● **Task inputs**
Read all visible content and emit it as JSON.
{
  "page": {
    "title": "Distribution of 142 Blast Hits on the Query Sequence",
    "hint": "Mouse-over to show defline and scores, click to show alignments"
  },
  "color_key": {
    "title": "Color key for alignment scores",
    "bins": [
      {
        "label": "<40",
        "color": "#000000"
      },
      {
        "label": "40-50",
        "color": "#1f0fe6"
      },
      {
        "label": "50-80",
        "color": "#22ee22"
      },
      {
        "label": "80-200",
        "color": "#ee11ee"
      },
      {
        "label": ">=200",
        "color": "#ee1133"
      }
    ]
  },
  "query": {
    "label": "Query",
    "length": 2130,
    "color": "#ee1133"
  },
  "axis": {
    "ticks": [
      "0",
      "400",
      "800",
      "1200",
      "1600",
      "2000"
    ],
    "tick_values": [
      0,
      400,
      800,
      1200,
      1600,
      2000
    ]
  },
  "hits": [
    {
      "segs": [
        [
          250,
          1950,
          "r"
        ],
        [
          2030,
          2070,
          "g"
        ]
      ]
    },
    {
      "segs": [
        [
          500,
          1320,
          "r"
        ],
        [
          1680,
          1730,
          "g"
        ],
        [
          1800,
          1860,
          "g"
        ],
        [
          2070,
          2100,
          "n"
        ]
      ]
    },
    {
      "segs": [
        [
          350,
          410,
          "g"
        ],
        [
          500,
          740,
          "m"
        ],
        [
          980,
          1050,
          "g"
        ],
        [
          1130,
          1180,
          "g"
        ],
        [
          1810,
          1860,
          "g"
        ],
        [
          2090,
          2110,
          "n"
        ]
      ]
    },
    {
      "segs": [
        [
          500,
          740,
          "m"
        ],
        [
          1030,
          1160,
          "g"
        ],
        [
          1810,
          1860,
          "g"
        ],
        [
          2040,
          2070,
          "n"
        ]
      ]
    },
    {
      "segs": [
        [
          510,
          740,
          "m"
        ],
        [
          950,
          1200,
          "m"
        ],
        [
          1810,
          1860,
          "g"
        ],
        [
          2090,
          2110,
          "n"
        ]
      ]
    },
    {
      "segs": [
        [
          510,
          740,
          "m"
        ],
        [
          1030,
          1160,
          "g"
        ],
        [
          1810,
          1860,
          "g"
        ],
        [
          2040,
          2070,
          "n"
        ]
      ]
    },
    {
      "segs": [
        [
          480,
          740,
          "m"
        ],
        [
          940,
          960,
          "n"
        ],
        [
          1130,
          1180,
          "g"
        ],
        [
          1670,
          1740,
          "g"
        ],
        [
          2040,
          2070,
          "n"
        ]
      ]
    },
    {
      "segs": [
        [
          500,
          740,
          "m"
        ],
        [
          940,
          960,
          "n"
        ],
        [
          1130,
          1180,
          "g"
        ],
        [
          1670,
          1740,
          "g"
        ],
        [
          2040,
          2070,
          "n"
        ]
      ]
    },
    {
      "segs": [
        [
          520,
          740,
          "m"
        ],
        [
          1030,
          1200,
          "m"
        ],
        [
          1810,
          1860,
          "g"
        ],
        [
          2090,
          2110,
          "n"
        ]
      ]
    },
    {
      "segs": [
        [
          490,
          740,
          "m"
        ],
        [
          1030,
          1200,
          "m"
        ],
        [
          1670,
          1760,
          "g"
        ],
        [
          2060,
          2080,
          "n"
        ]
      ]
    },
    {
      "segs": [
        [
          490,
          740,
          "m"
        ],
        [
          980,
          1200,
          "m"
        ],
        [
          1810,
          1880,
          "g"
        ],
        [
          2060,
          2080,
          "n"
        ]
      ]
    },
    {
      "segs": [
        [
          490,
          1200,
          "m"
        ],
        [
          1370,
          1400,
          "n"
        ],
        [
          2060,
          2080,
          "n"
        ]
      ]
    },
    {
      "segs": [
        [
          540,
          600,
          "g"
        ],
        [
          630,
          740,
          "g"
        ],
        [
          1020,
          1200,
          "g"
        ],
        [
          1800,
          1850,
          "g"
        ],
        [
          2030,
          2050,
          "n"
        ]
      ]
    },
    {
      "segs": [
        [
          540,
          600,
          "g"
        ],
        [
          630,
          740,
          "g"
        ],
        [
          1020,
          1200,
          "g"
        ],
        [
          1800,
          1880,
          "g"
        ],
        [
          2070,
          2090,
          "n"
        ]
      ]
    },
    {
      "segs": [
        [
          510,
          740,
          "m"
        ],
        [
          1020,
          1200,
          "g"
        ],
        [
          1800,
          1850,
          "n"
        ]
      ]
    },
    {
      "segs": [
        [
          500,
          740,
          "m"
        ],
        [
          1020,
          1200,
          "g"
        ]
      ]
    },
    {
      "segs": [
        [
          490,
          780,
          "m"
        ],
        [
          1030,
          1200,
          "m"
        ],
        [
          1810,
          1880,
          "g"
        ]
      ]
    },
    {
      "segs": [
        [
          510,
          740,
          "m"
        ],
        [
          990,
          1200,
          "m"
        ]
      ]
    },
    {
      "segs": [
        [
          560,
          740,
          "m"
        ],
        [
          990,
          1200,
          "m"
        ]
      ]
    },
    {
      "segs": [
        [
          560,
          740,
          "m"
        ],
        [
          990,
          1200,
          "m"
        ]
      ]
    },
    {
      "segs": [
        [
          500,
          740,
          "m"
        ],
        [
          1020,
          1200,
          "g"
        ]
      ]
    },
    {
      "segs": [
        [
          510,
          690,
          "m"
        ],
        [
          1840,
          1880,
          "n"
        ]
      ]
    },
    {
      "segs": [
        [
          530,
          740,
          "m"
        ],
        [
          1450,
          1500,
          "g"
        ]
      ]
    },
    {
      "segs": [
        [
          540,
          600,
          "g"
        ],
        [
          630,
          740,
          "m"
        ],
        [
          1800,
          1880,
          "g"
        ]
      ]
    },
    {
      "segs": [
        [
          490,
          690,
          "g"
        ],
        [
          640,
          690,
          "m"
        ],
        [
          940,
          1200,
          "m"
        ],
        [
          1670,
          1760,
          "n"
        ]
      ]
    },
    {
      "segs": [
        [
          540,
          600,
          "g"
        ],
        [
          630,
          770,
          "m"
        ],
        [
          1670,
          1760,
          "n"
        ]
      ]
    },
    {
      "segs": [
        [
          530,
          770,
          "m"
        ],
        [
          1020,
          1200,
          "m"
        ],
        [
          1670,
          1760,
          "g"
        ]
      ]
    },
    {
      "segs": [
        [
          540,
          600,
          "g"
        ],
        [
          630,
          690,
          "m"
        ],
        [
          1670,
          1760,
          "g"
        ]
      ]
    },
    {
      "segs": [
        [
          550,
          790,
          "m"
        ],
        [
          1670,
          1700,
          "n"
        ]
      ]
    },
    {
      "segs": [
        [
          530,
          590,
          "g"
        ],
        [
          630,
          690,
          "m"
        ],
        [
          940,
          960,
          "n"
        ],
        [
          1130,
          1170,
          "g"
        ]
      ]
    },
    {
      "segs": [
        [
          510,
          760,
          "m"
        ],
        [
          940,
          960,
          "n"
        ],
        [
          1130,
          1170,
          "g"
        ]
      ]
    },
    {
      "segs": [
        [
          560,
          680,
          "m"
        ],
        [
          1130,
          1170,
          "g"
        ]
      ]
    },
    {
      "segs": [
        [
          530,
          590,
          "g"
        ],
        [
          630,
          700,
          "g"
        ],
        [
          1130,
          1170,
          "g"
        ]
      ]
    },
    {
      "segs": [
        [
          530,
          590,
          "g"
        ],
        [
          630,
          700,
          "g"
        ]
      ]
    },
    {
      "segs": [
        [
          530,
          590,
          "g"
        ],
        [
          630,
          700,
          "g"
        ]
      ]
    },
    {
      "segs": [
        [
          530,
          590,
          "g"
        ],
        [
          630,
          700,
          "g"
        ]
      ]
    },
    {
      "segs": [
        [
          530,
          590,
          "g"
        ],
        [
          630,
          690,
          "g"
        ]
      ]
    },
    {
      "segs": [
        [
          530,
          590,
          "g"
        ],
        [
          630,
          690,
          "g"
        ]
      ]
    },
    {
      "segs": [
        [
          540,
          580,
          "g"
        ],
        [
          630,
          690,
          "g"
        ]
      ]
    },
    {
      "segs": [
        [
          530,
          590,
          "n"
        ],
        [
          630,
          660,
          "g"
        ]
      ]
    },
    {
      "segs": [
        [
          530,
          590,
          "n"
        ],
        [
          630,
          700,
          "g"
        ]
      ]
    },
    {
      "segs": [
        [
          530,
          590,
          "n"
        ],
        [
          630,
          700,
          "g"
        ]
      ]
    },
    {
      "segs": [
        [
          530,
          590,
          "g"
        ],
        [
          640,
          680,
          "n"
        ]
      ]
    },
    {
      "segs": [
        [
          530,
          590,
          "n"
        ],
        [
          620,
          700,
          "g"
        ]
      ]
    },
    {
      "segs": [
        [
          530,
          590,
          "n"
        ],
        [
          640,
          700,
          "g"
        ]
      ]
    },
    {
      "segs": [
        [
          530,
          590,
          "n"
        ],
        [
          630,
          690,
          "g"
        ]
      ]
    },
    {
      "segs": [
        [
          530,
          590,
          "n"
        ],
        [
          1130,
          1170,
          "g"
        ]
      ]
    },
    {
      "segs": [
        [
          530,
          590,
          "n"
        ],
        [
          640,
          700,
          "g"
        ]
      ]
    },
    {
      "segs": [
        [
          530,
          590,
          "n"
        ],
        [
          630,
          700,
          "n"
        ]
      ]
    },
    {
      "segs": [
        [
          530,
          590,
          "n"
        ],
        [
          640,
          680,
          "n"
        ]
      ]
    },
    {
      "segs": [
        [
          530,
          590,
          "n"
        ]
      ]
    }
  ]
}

● **Goal of the exercise**
Of the lines in the material, how many hold the word "title"? Reply with the number only.

● **Response for this exercise**
2